EXERCISE REQUIREMENTS:
Identify every line in the records below that contains the word "séparation", and reproduce each one.

Extracted data entries:

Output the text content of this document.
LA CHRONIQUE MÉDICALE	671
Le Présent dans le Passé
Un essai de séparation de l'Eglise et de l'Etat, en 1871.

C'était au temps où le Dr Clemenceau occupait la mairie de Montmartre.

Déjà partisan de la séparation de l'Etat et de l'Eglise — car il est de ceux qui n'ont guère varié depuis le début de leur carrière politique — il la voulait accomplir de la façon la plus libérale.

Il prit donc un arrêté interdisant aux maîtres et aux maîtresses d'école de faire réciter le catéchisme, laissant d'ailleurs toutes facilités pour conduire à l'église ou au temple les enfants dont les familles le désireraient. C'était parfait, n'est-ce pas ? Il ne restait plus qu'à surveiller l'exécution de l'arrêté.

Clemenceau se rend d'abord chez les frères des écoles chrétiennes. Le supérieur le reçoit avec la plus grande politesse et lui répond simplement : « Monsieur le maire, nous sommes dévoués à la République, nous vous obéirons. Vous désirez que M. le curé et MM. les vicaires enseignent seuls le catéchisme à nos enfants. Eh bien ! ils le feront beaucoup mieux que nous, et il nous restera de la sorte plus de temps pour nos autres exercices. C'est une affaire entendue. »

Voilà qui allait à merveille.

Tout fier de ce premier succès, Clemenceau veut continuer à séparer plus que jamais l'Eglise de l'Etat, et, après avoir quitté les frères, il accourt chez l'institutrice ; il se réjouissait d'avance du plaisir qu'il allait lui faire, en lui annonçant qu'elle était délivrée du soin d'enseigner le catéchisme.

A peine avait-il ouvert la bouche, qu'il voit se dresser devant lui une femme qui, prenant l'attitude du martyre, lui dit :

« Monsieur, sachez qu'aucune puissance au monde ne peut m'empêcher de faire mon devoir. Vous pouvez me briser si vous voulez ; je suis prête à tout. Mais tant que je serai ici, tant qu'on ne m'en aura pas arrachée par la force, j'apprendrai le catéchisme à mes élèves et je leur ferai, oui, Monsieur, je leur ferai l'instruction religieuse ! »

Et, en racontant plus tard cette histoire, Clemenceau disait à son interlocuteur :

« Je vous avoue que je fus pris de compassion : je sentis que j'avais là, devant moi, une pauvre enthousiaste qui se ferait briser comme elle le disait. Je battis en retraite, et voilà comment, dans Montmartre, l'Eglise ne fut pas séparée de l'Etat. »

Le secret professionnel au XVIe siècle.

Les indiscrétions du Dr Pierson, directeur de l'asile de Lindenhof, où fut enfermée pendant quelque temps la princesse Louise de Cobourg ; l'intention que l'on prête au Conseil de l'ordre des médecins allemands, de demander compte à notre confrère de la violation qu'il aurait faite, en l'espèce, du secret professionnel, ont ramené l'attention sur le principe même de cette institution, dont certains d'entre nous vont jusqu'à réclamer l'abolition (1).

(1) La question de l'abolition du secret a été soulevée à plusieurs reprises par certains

WRITTEN SOLUTION:
Un essai de séparation de l'Eglise et de l'Etat, en 1871.
Déjà partisan de la séparation de l'Etat et de l'Eglise — car il est de ceux qui n'ont guère varié depuis le début de leur carrière politique — il la voulait accomplir de la façon la plus libérale.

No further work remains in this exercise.